* Task brief
Repeat every line below exactly as it reads.
---
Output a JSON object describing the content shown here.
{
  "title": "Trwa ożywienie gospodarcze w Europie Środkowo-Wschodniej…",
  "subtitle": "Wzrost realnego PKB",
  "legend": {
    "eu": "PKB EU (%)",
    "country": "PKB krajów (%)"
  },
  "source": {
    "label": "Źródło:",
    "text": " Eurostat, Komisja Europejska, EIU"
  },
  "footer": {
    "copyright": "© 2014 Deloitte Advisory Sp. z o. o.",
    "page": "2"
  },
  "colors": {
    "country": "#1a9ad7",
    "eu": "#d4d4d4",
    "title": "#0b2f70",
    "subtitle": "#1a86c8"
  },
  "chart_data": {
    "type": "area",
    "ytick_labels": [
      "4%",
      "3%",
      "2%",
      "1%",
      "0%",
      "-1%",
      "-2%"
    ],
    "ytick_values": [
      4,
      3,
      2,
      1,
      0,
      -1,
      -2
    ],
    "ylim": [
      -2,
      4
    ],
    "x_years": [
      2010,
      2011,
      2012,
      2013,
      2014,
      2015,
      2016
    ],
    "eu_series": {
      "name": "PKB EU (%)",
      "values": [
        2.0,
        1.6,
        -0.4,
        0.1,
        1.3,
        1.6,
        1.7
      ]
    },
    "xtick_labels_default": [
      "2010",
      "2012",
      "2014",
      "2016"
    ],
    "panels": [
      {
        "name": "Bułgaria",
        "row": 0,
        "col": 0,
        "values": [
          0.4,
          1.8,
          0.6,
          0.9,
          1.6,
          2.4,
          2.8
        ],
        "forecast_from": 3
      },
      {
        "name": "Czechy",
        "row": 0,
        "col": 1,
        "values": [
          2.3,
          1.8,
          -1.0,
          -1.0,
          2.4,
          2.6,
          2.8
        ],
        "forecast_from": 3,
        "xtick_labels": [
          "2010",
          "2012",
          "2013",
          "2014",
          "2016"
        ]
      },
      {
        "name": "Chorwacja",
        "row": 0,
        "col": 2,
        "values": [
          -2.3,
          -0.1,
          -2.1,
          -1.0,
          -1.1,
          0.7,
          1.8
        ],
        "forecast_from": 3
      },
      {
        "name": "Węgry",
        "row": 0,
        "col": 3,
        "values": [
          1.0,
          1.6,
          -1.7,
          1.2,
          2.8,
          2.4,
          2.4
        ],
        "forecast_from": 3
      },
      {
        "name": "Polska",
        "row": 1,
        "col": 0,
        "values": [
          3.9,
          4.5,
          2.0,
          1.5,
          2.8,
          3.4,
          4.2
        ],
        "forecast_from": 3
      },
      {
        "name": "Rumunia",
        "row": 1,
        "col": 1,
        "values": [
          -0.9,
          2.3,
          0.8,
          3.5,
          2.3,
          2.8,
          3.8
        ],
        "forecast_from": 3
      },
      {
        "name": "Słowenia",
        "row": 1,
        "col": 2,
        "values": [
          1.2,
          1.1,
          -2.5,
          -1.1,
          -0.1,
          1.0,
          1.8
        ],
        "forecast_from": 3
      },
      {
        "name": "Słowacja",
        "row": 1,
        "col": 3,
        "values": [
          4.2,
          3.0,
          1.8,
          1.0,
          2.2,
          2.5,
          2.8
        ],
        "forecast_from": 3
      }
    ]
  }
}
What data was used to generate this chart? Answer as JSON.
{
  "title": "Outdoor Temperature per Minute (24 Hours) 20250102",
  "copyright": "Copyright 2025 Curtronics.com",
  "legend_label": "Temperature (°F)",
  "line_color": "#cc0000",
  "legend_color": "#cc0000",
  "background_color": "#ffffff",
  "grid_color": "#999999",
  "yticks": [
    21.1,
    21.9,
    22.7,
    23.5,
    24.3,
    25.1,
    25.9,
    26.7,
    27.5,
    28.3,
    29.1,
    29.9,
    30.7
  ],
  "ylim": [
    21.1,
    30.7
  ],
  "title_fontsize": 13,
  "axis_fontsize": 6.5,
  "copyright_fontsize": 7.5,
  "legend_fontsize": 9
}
---
* Response to the exercise
Output a JSON object describing the content shown here.
{
  "title": "Trwa ożywienie gospodarcze w Europie Środkowo-Wschodniej…",
  "subtitle": "Wzrost realnego PKB",
  "legend": {
    "eu": "PKB EU (%)",
    "country": "PKB krajów (%)"
  },
  "source": {
    "label": "Źródło:",
    "text": " Eurostat, Komisja Europejska, EIU"
  },
  "footer": {
    "copyright": "© 2014 Deloitte Advisory Sp. z o. o.",
    "page": "2"
  },
  "colors": {
    "country": "#1a9ad7",
    "eu": "#d4d4d4",
    "title": "#0b2f70",
    "subtitle": "#1a86c8"
  },
  "chart_data": {
    "type": "area",
    "ytick_labels": [
      "4%",
      "3%",
      "2%",
      "1%",
      "0%",
      "-1%",
      "-2%"
    ],
    "ytick_values": [
      4,
      3,
      2,
      1,
      0,
      -1,
      -2
    ],
    "ylim": [
      -2,
      4
    ],
    "x_years": [
      2010,
      2011,
      2012,
      2013,
      2014,
      2015,
      2016
    ],
    "eu_series": {
      "name": "PKB EU (%)",
      "values": [
        2.0,
        1.6,
        -0.4,
        0.1,
        1.3,
        1.6,
        1.7
      ]
    },
    "xtick_labels_default": [
      "2010",
      "2012",
      "2014",
      "2016"
    ],
    "panels": [
      {
        "name": "Bułgaria",
        "row": 0,
        "col": 0,
        "values": [
          0.4,
          1.8,
          0.6,
          0.9,
          1.6,
          2.4,
          2.8
        ],
        "forecast_from": 3
      },
      {
        "name": "Czechy",
        "row": 0,
        "col": 1,
        "values": [
          2.3,
          1.8,
          -1.0,
          -1.0,
          2.4,
          2.6,
          2.8
        ],
        "forecast_from": 3,
        "xtick_labels": [
          "2010",
          "2012",
          "2013",
          "2014",
          "2016"
        ]
      },
      {
        "name": "Chorwacja",
        "row": 0,
        "col": 2,
        "values": [
          -2.3,
          -0.1,
          -2.1,
          -1.0,
          -1.1,
          0.7,
          1.8
        ],
        "forecast_from": 3
      },
      {
        "name": "Węgry",
        "row": 0,
        "col": 3,
        "values": [
          1.0,
          1.6,
          -1.7,
          1.2,
          2.8,
          2.4,
          2.4
        ],
        "forecast_from": 3
      },
      {
        "name": "Polska",
        "row": 1,
        "col": 0,
        "values": [
          3.9,
          4.5,
          2.0,
          1.5,
          2.8,
          3.4,
          4.2
        ],
        "forecast_from": 3
      },
      {
        "name": "Rumunia",
        "row": 1,
        "col": 1,
        "values": [
          -0.9,
          2.3,
          0.8,
          3.5,
          2.3,
          2.8,
          3.8
        ],
        "forecast_from": 3
      },
      {
        "name": "Słowenia",
        "row": 1,
        "col": 2,
        "values": [
          1.2,
          1.1,
          -2.5,
          -1.1,
          -0.1,
          1.0,
          1.8
        ],
        "forecast_from": 3
      },
      {
        "name": "Słowacja",
        "row": 1,
        "col": 3,
        "values": [
          4.2,
          3.0,
          1.8,
          1.0,
          2.2,
          2.5,
          2.8
        ],
        "forecast_from": 3
      }
    ]
  }
}
What data was used to generate this chart? Answer as JSON.
{
  "title": "Outdoor Temperature per Minute (24 Hours) 20250102",
  "copyright": "Copyright 2025 Curtronics.com",
  "legend_label": "Temperature (°F)",
  "line_color": "#cc0000",
  "legend_color": "#cc0000",
  "background_color": "#ffffff",
  "grid_color": "#999999",
  "yticks": [
    21.1,
    21.9,
    22.7,
    23.5,
    24.3,
    25.1,
    25.9,
    26.7,
    27.5,
    28.3,
    29.1,
    29.9,
    30.7
  ],
  "ylim": [
    21.1,
    30.7
  ],
  "title_fontsize": 13,
  "axis_fontsize": 6.5,
  "copyright_fontsize": 7.5,
  "legend_fontsize": 9
}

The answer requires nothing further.